> [Aim]:
Every entry must be copied word for word.

> [Record list]:

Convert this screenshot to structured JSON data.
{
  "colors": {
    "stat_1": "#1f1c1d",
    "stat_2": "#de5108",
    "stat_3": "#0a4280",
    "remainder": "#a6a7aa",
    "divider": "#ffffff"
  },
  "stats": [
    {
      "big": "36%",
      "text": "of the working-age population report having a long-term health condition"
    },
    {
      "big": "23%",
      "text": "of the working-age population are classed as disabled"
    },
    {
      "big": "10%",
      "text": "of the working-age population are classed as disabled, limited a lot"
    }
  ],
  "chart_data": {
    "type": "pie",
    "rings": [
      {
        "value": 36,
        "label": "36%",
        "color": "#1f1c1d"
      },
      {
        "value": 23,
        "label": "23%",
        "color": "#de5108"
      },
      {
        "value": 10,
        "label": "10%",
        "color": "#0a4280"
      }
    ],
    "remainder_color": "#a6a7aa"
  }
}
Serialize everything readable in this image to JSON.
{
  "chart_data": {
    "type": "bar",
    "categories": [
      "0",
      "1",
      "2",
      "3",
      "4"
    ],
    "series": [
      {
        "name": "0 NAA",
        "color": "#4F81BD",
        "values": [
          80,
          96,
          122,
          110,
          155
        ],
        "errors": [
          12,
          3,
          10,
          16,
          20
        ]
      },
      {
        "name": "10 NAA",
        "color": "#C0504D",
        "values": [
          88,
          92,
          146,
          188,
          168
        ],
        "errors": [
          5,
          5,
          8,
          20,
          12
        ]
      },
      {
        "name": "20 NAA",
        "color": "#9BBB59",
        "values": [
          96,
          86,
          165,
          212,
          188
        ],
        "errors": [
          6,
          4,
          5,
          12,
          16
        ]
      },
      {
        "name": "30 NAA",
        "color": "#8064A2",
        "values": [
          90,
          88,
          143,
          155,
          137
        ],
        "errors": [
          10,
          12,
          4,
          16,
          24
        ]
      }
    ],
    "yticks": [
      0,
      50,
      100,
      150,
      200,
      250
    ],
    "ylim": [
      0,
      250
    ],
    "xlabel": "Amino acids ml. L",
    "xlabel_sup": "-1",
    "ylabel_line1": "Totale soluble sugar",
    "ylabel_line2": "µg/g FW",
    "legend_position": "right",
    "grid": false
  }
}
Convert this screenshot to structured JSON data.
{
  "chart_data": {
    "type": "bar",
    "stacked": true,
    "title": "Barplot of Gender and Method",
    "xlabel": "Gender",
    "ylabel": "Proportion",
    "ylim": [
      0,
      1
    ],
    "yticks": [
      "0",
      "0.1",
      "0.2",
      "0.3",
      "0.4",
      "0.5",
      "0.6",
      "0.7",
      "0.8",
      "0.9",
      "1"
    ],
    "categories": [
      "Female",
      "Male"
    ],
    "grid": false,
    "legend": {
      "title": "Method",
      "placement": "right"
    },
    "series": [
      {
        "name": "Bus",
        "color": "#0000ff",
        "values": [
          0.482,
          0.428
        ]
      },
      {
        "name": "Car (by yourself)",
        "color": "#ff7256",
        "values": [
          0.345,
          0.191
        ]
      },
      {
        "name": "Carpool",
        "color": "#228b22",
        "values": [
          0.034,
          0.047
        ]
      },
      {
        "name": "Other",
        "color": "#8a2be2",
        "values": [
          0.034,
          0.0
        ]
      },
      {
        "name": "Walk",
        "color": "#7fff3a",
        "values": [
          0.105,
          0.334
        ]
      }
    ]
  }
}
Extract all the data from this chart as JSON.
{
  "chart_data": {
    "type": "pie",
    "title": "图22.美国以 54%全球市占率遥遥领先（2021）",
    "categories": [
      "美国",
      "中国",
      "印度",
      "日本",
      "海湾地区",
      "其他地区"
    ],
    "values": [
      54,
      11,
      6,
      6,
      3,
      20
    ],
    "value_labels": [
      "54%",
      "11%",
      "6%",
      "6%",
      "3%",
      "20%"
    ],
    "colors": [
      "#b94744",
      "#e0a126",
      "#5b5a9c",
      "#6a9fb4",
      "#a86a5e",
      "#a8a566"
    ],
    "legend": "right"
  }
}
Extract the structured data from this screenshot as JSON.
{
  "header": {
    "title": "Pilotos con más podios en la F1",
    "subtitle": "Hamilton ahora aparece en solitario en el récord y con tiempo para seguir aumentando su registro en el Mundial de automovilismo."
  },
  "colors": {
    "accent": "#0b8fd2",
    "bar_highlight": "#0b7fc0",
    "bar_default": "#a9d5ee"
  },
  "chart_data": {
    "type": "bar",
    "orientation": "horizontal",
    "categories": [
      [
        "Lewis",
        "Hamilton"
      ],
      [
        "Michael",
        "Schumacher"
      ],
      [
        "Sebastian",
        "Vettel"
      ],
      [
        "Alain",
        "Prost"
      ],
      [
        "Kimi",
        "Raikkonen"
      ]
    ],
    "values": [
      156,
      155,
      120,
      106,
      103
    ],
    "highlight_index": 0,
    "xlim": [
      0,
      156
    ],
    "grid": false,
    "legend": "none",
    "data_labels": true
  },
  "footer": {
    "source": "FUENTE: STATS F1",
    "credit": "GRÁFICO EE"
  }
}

> [Final result]:
Convert this screenshot to structured JSON data.
{
  "colors": {
    "stat_1": "#1f1c1d",
    "stat_2": "#de5108",
    "stat_3": "#0a4280",
    "remainder": "#a6a7aa",
    "divider": "#ffffff"
  },
  "stats": [
    {
      "big": "36%",
      "text": "of the working-age population report having a long-term health condition"
    },
    {
      "big": "23%",
      "text": "of the working-age population are classed as disabled"
    },
    {
      "big": "10%",
      "text": "of the working-age population are classed as disabled, limited a lot"
    }
  ],
  "chart_data": {
    "type": "pie",
    "rings": [
      {
        "value": 36,
        "label": "36%",
        "color": "#1f1c1d"
      },
      {
        "value": 23,
        "label": "23%",
        "color": "#de5108"
      },
      {
        "value": 10,
        "label": "10%",
        "color": "#0a4280"
      }
    ],
    "remainder_color": "#a6a7aa"
  }
}
Serialize everything readable in this image to JSON.
{
  "chart_data": {
    "type": "bar",
    "categories": [
      "0",
      "1",
      "2",
      "3",
      "4"
    ],
    "series": [
      {
        "name": "0 NAA",
        "color": "#4F81BD",
        "values": [
          80,
          96,
          122,
          110,
          155
        ],
        "errors": [
          12,
          3,
          10,
          16,
          20
        ]
      },
      {
        "name": "10 NAA",
        "color": "#C0504D",
        "values": [
          88,
          92,
          146,
          188,
          168
        ],
        "errors": [
          5,
          5,
          8,
          20,
          12
        ]
      },
      {
        "name": "20 NAA",
        "color": "#9BBB59",
        "values": [
          96,
          86,
          165,
          212,
          188
        ],
        "errors": [
          6,
          4,
          5,
          12,
          16
        ]
      },
      {
        "name": "30 NAA",
        "color": "#8064A2",
        "values": [
          90,
          88,
          143,
          155,
          137
        ],
        "errors": [
          10,
          12,
          4,
          16,
          24
        ]
      }
    ],
    "yticks": [
      0,
      50,
      100,
      150,
      200,
      250
    ],
    "ylim": [
      0,
      250
    ],
    "xlabel": "Amino acids ml. L",
    "xlabel_sup": "-1",
    "ylabel_line1": "Totale soluble sugar",
    "ylabel_line2": "µg/g FW",
    "legend_position": "right",
    "grid": false
  }
}
Convert this screenshot to structured JSON data.
{
  "chart_data": {
    "type": "bar",
    "stacked": true,
    "title": "Barplot of Gender and Method",
    "xlabel": "Gender",
    "ylabel": "Proportion",
    "ylim": [
      0,
      1
    ],
    "yticks": [
      "0",
      "0.1",
      "0.2",
      "0.3",
      "0.4",
      "0.5",
      "0.6",
      "0.7",
      "0.8",
      "0.9",
      "1"
    ],
    "categories": [
      "Female",
      "Male"
    ],
    "grid": false,
    "legend": {
      "title": "Method",
      "placement": "right"
    },
    "series": [
      {
        "name": "Bus",
        "color": "#0000ff",
        "values": [
          0.482,
          0.428
        ]
      },
      {
        "name": "Car (by yourself)",
        "color": "#ff7256",
        "values": [
          0.345,
          0.191
        ]
      },
      {
        "name": "Carpool",
        "color": "#228b22",
        "values": [
          0.034,
          0.047
        ]
      },
      {
        "name": "Other",
        "color": "#8a2be2",
        "values": [
          0.034,
          0.0
        ]
      },
      {
        "name": "Walk",
        "color": "#7fff3a",
        "values": [
          0.105,
          0.334
        ]
      }
    ]
  }
}
Extract all the data from this chart as JSON.
{
  "chart_data": {
    "type": "pie",
    "title": "图22.美国以 54%全球市占率遥遥领先（2021）",
    "categories": [
      "美国",
      "中国",
      "印度",
      "日本",
      "海湾地区",
      "其他地区"
    ],
    "values": [
      54,
      11,
      6,
      6,
      3,
      20
    ],
    "value_labels": [
      "54%",
      "11%",
      "6%",
      "6%",
      "3%",
      "20%"
    ],
    "colors": [
      "#b94744",
      "#e0a126",
      "#5b5a9c",
      "#6a9fb4",
      "#a86a5e",
      "#a8a566"
    ],
    "legend": "right"
  }
}
Extract the structured data from this screenshot as JSON.
{
  "header": {
    "title": "Pilotos con más podios en la F1",
    "subtitle": "Hamilton ahora aparece en solitario en el récord y con tiempo para seguir aumentando su registro en el Mundial de automovilismo."
  },
  "colors": {
    "accent": "#0b8fd2",
    "bar_highlight": "#0b7fc0",
    "bar_default": "#a9d5ee"
  },
  "chart_data": {
    "type": "bar",
    "orientation": "horizontal",
    "categories": [
      [
        "Lewis",
        "Hamilton"
      ],
      [
        "Michael",
        "Schumacher"
      ],
      [
        "Sebastian",
        "Vettel"
      ],
      [
        "Alain",
        "Prost"
      ],
      [
        "Kimi",
        "Raikkonen"
      ]
    ],
    "values": [
      156,
      155,
      120,
      106,
      103
    ],
    "highlight_index": 0,
    "xlim": [
      0,
      156
    ],
    "grid": false,
    "legend": "none",
    "data_labels": true
  },
  "footer": {
    "source": "FUENTE: STATS F1",
    "credit": "GRÁFICO EE"
  }
}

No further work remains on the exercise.